» Data supplied
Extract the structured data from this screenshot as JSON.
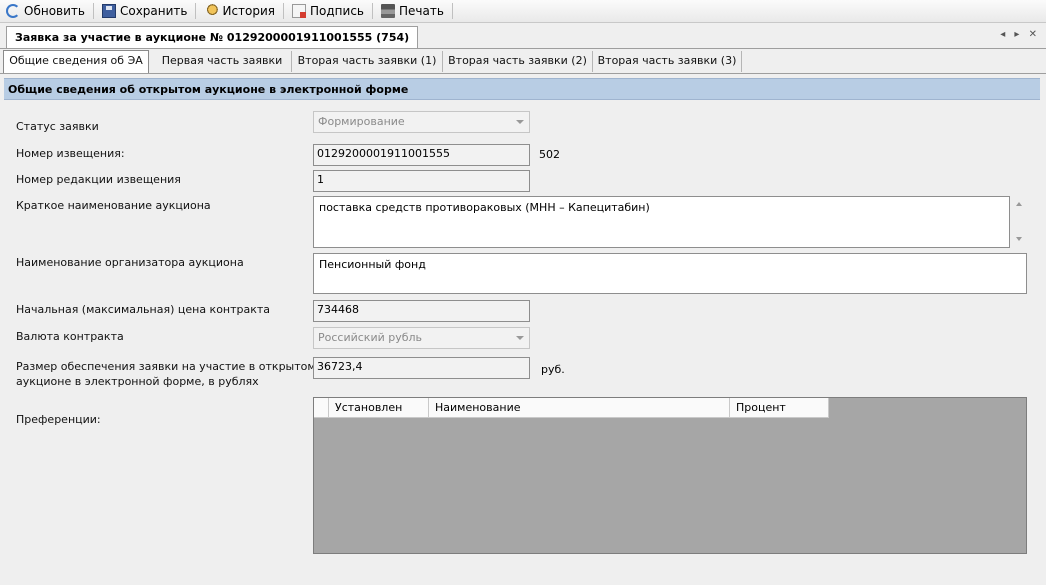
{
  "toolbar": {
    "refresh_label": "Обновить",
    "save_label": "Сохранить",
    "history_label": "История",
    "sign_label": "Подпись",
    "print_label": "Печать"
  },
  "document_tab": {
    "title": "Заявка за участие в аукционе № 0129200001911001555 (754)",
    "nav": "◂ ▸ ✕"
  },
  "subtabs": [
    {
      "label": "Общие сведения об ЭА",
      "active": true
    },
    {
      "label": "Первая часть заявки"
    },
    {
      "label": "Вторая часть заявки (1)"
    },
    {
      "label": "Вторая часть заявки (2)"
    },
    {
      "label": "Вторая часть заявки (3)"
    }
  ],
  "section": {
    "title": "Общие сведения об открытом аукционе в электронной форме"
  },
  "form": {
    "status_label": "Статус заявки",
    "status_value": "Формирование",
    "notice_number_label": "Номер извещения:",
    "notice_number_value": "0129200001911001555",
    "notice_number_suffix": "502",
    "revision_label": "Номер редакции извещения",
    "revision_value": "1",
    "short_name_label": "Краткое наименование аукциона",
    "short_name_value": "поставка средств противораковых (МНН – Капецитабин)",
    "organizer_label": "Наименование организатора аукциона",
    "organizer_value": "Пенсионный фонд",
    "price_label": "Начальная (максимальная) цена контракта",
    "price_value": "734468",
    "currency_label": "Валюта контракта",
    "currency_value": "Российский рубль",
    "security_label_line1": "Размер обеспечения заявки на участие в открытом",
    "security_label_line2": "аукционе в электронной форме, в рублях",
    "security_value": "36723,4",
    "security_unit": "руб.",
    "preferences_label": "Преференции:"
  },
  "preferences_grid": {
    "columns": [
      "Установлен",
      "Наименование",
      "Процент"
    ]
  }
}
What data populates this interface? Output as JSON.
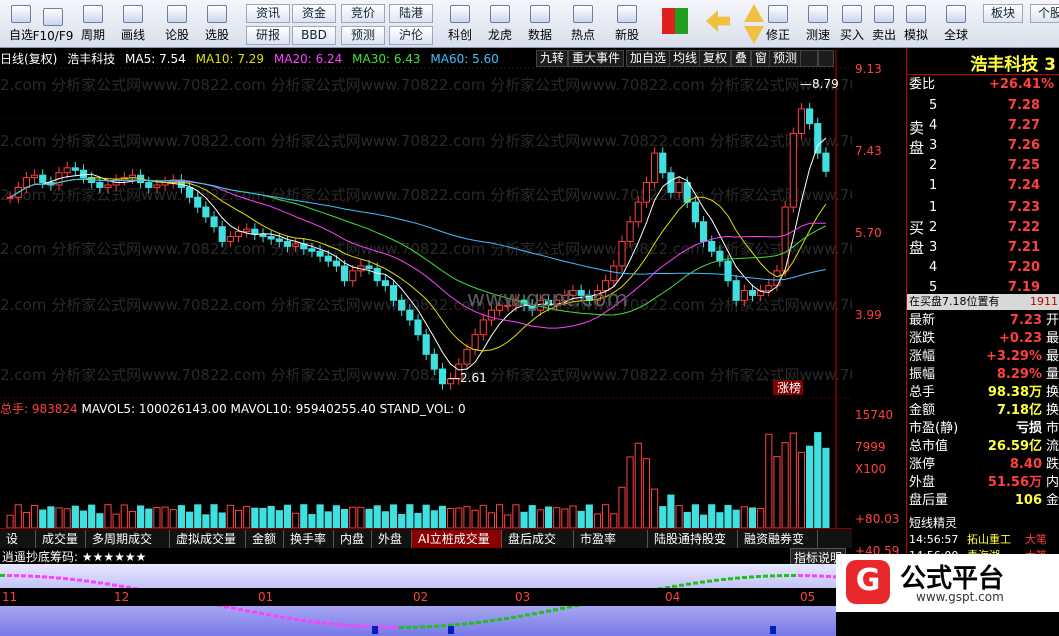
{
  "toolbar": {
    "items": [
      {
        "label": "自选",
        "icon": "list-icon"
      },
      {
        "label": "F10/F9",
        "icon": "info-icon"
      },
      {
        "label": "周期",
        "icon": "clock-icon"
      },
      {
        "label": "画线",
        "icon": "pencil-icon"
      },
      {
        "label": "论股",
        "icon": "chat-icon"
      },
      {
        "label": "选股",
        "icon": "gauge-icon"
      },
      {
        "label": "科创",
        "icon": "chart-icon"
      },
      {
        "label": "龙虎",
        "icon": "dragon-icon"
      },
      {
        "label": "数据",
        "icon": "pe-icon"
      },
      {
        "label": "热点",
        "icon": "fire-icon"
      },
      {
        "label": "新股",
        "icon": "new-icon"
      },
      {
        "label": "修正",
        "icon": "refresh-icon"
      },
      {
        "label": "测速",
        "icon": "stopwatch-icon"
      },
      {
        "label": "买入",
        "icon": "buy-icon"
      },
      {
        "label": "卖出",
        "icon": "sell-icon"
      },
      {
        "label": "模拟",
        "icon": "hammer-icon"
      },
      {
        "label": "全球",
        "icon": "globe-icon"
      }
    ],
    "small_buttons": [
      "资讯",
      "资金",
      "竞价",
      "陆港",
      "研报",
      "BBD",
      "预测",
      "沪伦"
    ],
    "right_buttons": [
      "板块",
      "个股"
    ]
  },
  "title": {
    "period": "日线(复权)",
    "name": "浩丰科技",
    "ma5": "MA5: 7.54",
    "ma10": "MA10: 7.29",
    "ma20": "MA20: 6.24",
    "ma30": "MA30: 6.43",
    "ma60": "MA60: 5.60"
  },
  "title_tags": [
    "九转",
    "重大事件",
    "加自选",
    "均线",
    "复权",
    "叠",
    "窗",
    "预测"
  ],
  "price_axis": [
    "9.13",
    "7.43",
    "5.70",
    "3.99"
  ],
  "annotations": {
    "high": "8.79",
    "low": "2.61",
    "zhangbang": "涨榜",
    "watermark": "www.gspt.com",
    "watermark_site": "2.com 分析家公式网www.70822.com 分析家公式网www.70822.com 分析家公式网www.70822.com 分析家公式网www.70822.com 分析家公式网www.70822.com"
  },
  "volume": {
    "label": "总手: 983824",
    "mavol5": "MAVOL5: 100026143.00",
    "mavol10": "MAVOL10: 95940255.40",
    "stand": "STAND_VOL: 0",
    "axis": [
      "15740",
      "7999",
      "X100"
    ]
  },
  "tabs": [
    "设置",
    "成交量",
    "多周期成交量",
    "虚拟成交量",
    "金额",
    "换手率",
    "内盘",
    "外盘",
    "AI立桩成交量",
    "盘后成交量",
    "市盈率(ttm)",
    "陆股通持股变化",
    "融资融券变化"
  ],
  "indicator": {
    "label": "逍遥抄底筹码: ★★★★★★",
    "help": "指标说明",
    "axis": [
      "+80.03",
      "+40.59"
    ]
  },
  "date_axis": [
    "11",
    "12",
    "01",
    "02",
    "03",
    "04",
    "05"
  ],
  "right": {
    "stock": "浩丰科技 3",
    "weibi_label": "委比",
    "weibi_value": "+26.41%",
    "sell_label": "卖盘",
    "buy_label": "买盘",
    "sells": [
      {
        "n": "5",
        "p": "7.28"
      },
      {
        "n": "4",
        "p": "7.27"
      },
      {
        "n": "3",
        "p": "7.26"
      },
      {
        "n": "2",
        "p": "7.25"
      },
      {
        "n": "1",
        "p": "7.24"
      }
    ],
    "buys": [
      {
        "n": "1",
        "p": "7.23"
      },
      {
        "n": "2",
        "p": "7.22"
      },
      {
        "n": "3",
        "p": "7.21"
      },
      {
        "n": "4",
        "p": "7.20"
      },
      {
        "n": "5",
        "p": "7.19"
      }
    ],
    "buy_position": "在买盘7.18位置有",
    "buy_position_val": "1911",
    "stats": [
      {
        "l": "最新",
        "v": "7.23",
        "x": "开"
      },
      {
        "l": "涨跌",
        "v": "+0.23",
        "x": "最"
      },
      {
        "l": "涨幅",
        "v": "+3.29%",
        "x": "最"
      },
      {
        "l": "振幅",
        "v": "8.29%",
        "x": "量"
      },
      {
        "l": "总手",
        "v": "98.38万",
        "x": "换"
      },
      {
        "l": "金额",
        "v": "7.18亿",
        "x": "换"
      },
      {
        "l": "市盈(静)",
        "v": "亏损",
        "x": "市"
      },
      {
        "l": "总市值",
        "v": "26.59亿",
        "x": "流"
      },
      {
        "l": "涨停",
        "v": "8.40",
        "x": "跌"
      },
      {
        "l": "外盘",
        "v": "51.56万",
        "x": "内"
      },
      {
        "l": "盘后量",
        "v": "106",
        "x": "金"
      }
    ],
    "short_title": "短线精灵",
    "short": [
      {
        "t": "14:56:57",
        "n": "拓山重工",
        "x": "大笔"
      },
      {
        "t": "14:56:00",
        "n": "青海湖",
        "x": "大笔"
      }
    ]
  },
  "logo": {
    "text": "公式平台",
    "url": "www.gspt.com"
  }
}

» The exercise
Copy out every line of the material above that mentions the word "участие".

» Written reply
    "title": "Заявка за участие в аукционе № 0129200001911001555 (754)",
    "security_label_line1": "Размер обеспечения заявки на участие в открытом",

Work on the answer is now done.